◆ **Given problem**
Repeat the records below exactly as they appear.

##########

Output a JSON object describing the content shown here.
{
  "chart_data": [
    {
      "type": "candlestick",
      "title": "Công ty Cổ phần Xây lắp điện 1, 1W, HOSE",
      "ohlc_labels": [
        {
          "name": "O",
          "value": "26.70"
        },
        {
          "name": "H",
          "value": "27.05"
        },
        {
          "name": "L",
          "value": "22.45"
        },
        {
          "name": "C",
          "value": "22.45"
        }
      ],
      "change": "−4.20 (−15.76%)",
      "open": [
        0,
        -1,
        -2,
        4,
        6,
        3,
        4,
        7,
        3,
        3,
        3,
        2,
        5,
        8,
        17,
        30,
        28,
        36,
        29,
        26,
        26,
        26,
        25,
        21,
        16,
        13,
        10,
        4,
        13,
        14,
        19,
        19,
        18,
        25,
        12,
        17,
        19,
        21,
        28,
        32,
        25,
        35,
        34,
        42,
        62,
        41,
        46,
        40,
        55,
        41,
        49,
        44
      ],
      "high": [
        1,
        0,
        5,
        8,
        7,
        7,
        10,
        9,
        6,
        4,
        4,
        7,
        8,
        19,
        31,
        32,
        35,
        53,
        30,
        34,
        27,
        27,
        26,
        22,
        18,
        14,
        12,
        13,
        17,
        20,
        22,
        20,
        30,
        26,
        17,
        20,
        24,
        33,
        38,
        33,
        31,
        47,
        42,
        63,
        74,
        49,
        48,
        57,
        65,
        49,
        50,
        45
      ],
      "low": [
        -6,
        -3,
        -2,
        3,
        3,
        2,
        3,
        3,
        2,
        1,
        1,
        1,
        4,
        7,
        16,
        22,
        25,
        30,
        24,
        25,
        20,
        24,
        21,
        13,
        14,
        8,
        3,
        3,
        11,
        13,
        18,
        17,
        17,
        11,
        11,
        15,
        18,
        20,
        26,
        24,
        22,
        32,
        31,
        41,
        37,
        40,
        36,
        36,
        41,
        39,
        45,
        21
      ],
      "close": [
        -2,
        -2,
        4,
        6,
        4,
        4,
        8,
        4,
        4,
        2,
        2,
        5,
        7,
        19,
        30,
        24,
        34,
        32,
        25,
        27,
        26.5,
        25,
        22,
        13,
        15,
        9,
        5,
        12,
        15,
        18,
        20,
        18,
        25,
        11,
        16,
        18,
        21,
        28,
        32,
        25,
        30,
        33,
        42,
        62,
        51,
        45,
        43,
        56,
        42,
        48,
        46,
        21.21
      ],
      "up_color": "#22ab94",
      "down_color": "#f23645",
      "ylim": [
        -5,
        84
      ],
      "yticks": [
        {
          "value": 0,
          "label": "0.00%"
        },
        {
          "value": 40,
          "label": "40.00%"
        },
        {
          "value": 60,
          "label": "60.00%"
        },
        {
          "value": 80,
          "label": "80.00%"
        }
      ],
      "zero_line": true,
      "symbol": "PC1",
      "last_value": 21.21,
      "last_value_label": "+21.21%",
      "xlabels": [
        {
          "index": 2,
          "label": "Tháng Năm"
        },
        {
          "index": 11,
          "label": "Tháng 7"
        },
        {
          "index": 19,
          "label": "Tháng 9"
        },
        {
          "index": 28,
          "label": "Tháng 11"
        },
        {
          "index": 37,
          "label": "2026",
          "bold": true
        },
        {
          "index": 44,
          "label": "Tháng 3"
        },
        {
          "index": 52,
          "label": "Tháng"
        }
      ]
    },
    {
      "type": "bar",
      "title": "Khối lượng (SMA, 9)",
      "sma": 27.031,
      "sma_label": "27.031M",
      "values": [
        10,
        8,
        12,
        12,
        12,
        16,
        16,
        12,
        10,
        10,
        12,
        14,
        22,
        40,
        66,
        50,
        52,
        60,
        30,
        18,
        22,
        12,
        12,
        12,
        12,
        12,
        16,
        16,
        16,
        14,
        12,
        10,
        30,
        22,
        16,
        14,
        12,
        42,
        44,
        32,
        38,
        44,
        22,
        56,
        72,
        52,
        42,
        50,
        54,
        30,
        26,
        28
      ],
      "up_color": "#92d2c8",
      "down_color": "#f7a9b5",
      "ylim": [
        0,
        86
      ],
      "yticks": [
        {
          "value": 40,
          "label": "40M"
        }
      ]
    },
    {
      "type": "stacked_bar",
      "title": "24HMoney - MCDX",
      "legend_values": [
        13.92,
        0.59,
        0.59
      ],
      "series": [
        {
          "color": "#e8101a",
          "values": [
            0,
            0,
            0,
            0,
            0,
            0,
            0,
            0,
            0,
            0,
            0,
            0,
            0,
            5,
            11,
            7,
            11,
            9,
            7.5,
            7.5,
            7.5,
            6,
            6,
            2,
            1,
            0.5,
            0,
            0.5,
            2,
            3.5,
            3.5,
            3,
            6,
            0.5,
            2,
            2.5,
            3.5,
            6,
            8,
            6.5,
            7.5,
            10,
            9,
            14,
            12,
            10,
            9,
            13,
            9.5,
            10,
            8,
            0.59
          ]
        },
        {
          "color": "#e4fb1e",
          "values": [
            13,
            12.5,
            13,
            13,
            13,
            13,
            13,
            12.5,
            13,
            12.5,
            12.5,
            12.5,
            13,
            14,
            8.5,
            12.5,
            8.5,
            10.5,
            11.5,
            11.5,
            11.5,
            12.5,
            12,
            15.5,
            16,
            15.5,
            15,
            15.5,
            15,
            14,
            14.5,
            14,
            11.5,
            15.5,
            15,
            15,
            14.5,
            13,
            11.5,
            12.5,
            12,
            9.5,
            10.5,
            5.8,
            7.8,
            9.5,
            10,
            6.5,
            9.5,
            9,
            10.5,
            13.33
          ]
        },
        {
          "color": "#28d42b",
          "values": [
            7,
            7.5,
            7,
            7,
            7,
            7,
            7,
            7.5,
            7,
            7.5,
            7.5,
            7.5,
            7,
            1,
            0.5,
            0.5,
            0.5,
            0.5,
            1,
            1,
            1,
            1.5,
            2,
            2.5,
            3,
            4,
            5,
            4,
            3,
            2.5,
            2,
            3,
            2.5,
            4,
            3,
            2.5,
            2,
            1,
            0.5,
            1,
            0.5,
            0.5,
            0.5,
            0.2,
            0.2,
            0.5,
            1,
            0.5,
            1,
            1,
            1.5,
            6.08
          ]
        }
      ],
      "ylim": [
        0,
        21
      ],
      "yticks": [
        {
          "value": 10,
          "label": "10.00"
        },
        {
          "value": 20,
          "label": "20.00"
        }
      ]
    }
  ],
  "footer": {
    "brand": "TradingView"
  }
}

##########

◆ **Output**
Output a JSON object describing the content shown here.
{
  "chart_data": [
    {
      "type": "candlestick",
      "title": "Công ty Cổ phần Xây lắp điện 1, 1W, HOSE",
      "ohlc_labels": [
        {
          "name": "O",
          "value": "26.70"
        },
        {
          "name": "H",
          "value": "27.05"
        },
        {
          "name": "L",
          "value": "22.45"
        },
        {
          "name": "C",
          "value": "22.45"
        }
      ],
      "change": "−4.20 (−15.76%)",
      "open": [
        0,
        -1,
        -2,
        4,
        6,
        3,
        4,
        7,
        3,
        3,
        3,
        2,
        5,
        8,
        17,
        30,
        28,
        36,
        29,
        26,
        26,
        26,
        25,
        21,
        16,
        13,
        10,
        4,
        13,
        14,
        19,
        19,
        18,
        25,
        12,
        17,
        19,
        21,
        28,
        32,
        25,
        35,
        34,
        42,
        62,
        41,
        46,
        40,
        55,
        41,
        49,
        44
      ],
      "high": [
        1,
        0,
        5,
        8,
        7,
        7,
        10,
        9,
        6,
        4,
        4,
        7,
        8,
        19,
        31,
        32,
        35,
        53,
        30,
        34,
        27,
        27,
        26,
        22,
        18,
        14,
        12,
        13,
        17,
        20,
        22,
        20,
        30,
        26,
        17,
        20,
        24,
        33,
        38,
        33,
        31,
        47,
        42,
        63,
        74,
        49,
        48,
        57,
        65,
        49,
        50,
        45
      ],
      "low": [
        -6,
        -3,
        -2,
        3,
        3,
        2,
        3,
        3,
        2,
        1,
        1,
        1,
        4,
        7,
        16,
        22,
        25,
        30,
        24,
        25,
        20,
        24,
        21,
        13,
        14,
        8,
        3,
        3,
        11,
        13,
        18,
        17,
        17,
        11,
        11,
        15,
        18,
        20,
        26,
        24,
        22,
        32,
        31,
        41,
        37,
        40,
        36,
        36,
        41,
        39,
        45,
        21
      ],
      "close": [
        -2,
        -2,
        4,
        6,
        4,
        4,
        8,
        4,
        4,
        2,
        2,
        5,
        7,
        19,
        30,
        24,
        34,
        32,
        25,
        27,
        26.5,
        25,
        22,
        13,
        15,
        9,
        5,
        12,
        15,
        18,
        20,
        18,
        25,
        11,
        16,
        18,
        21,
        28,
        32,
        25,
        30,
        33,
        42,
        62,
        51,
        45,
        43,
        56,
        42,
        48,
        46,
        21.21
      ],
      "up_color": "#22ab94",
      "down_color": "#f23645",
      "ylim": [
        -5,
        84
      ],
      "yticks": [
        {
          "value": 0,
          "label": "0.00%"
        },
        {
          "value": 40,
          "label": "40.00%"
        },
        {
          "value": 60,
          "label": "60.00%"
        },
        {
          "value": 80,
          "label": "80.00%"
        }
      ],
      "zero_line": true,
      "symbol": "PC1",
      "last_value": 21.21,
      "last_value_label": "+21.21%",
      "xlabels": [
        {
          "index": 2,
          "label": "Tháng Năm"
        },
        {
          "index": 11,
          "label": "Tháng 7"
        },
        {
          "index": 19,
          "label": "Tháng 9"
        },
        {
          "index": 28,
          "label": "Tháng 11"
        },
        {
          "index": 37,
          "label": "2026",
          "bold": true
        },
        {
          "index": 44,
          "label": "Tháng 3"
        },
        {
          "index": 52,
          "label": "Tháng"
        }
      ]
    },
    {
      "type": "bar",
      "title": "Khối lượng (SMA, 9)",
      "sma": 27.031,
      "sma_label": "27.031M",
      "values": [
        10,
        8,
        12,
        12,
        12,
        16,
        16,
        12,
        10,
        10,
        12,
        14,
        22,
        40,
        66,
        50,
        52,
        60,
        30,
        18,
        22,
        12,
        12,
        12,
        12,
        12,
        16,
        16,
        16,
        14,
        12,
        10,
        30,
        22,
        16,
        14,
        12,
        42,
        44,
        32,
        38,
        44,
        22,
        56,
        72,
        52,
        42,
        50,
        54,
        30,
        26,
        28
      ],
      "up_color": "#92d2c8",
      "down_color": "#f7a9b5",
      "ylim": [
        0,
        86
      ],
      "yticks": [
        {
          "value": 40,
          "label": "40M"
        }
      ]
    },
    {
      "type": "stacked_bar",
      "title": "24HMoney - MCDX",
      "legend_values": [
        13.92,
        0.59,
        0.59
      ],
      "series": [
        {
          "color": "#e8101a",
          "values": [
            0,
            0,
            0,
            0,
            0,
            0,
            0,
            0,
            0,
            0,
            0,
            0,
            0,
            5,
            11,
            7,
            11,
            9,
            7.5,
            7.5,
            7.5,
            6,
            6,
            2,
            1,
            0.5,
            0,
            0.5,
            2,
            3.5,
            3.5,
            3,
            6,
            0.5,
            2,
            2.5,
            3.5,
            6,
            8,
            6.5,
            7.5,
            10,
            9,
            14,
            12,
            10,
            9,
            13,
            9.5,
            10,
            8,
            0.59
          ]
        },
        {
          "color": "#e4fb1e",
          "values": [
            13,
            12.5,
            13,
            13,
            13,
            13,
            13,
            12.5,
            13,
            12.5,
            12.5,
            12.5,
            13,
            14,
            8.5,
            12.5,
            8.5,
            10.5,
            11.5,
            11.5,
            11.5,
            12.5,
            12,
            15.5,
            16,
            15.5,
            15,
            15.5,
            15,
            14,
            14.5,
            14,
            11.5,
            15.5,
            15,
            15,
            14.5,
            13,
            11.5,
            12.5,
            12,
            9.5,
            10.5,
            5.8,
            7.8,
            9.5,
            10,
            6.5,
            9.5,
            9,
            10.5,
            13.33
          ]
        },
        {
          "color": "#28d42b",
          "values": [
            7,
            7.5,
            7,
            7,
            7,
            7,
            7,
            7.5,
            7,
            7.5,
            7.5,
            7.5,
            7,
            1,
            0.5,
            0.5,
            0.5,
            0.5,
            1,
            1,
            1,
            1.5,
            2,
            2.5,
            3,
            4,
            5,
            4,
            3,
            2.5,
            2,
            3,
            2.5,
            4,
            3,
            2.5,
            2,
            1,
            0.5,
            1,
            0.5,
            0.5,
            0.5,
            0.2,
            0.2,
            0.5,
            1,
            0.5,
            1,
            1,
            1.5,
            6.08
          ]
        }
      ],
      "ylim": [
        0,
        21
      ],
      "yticks": [
        {
          "value": 10,
          "label": "10.00"
        },
        {
          "value": 20,
          "label": "20.00"
        }
      ]
    }
  ],
  "footer": {
    "brand": "TradingView"
  }
}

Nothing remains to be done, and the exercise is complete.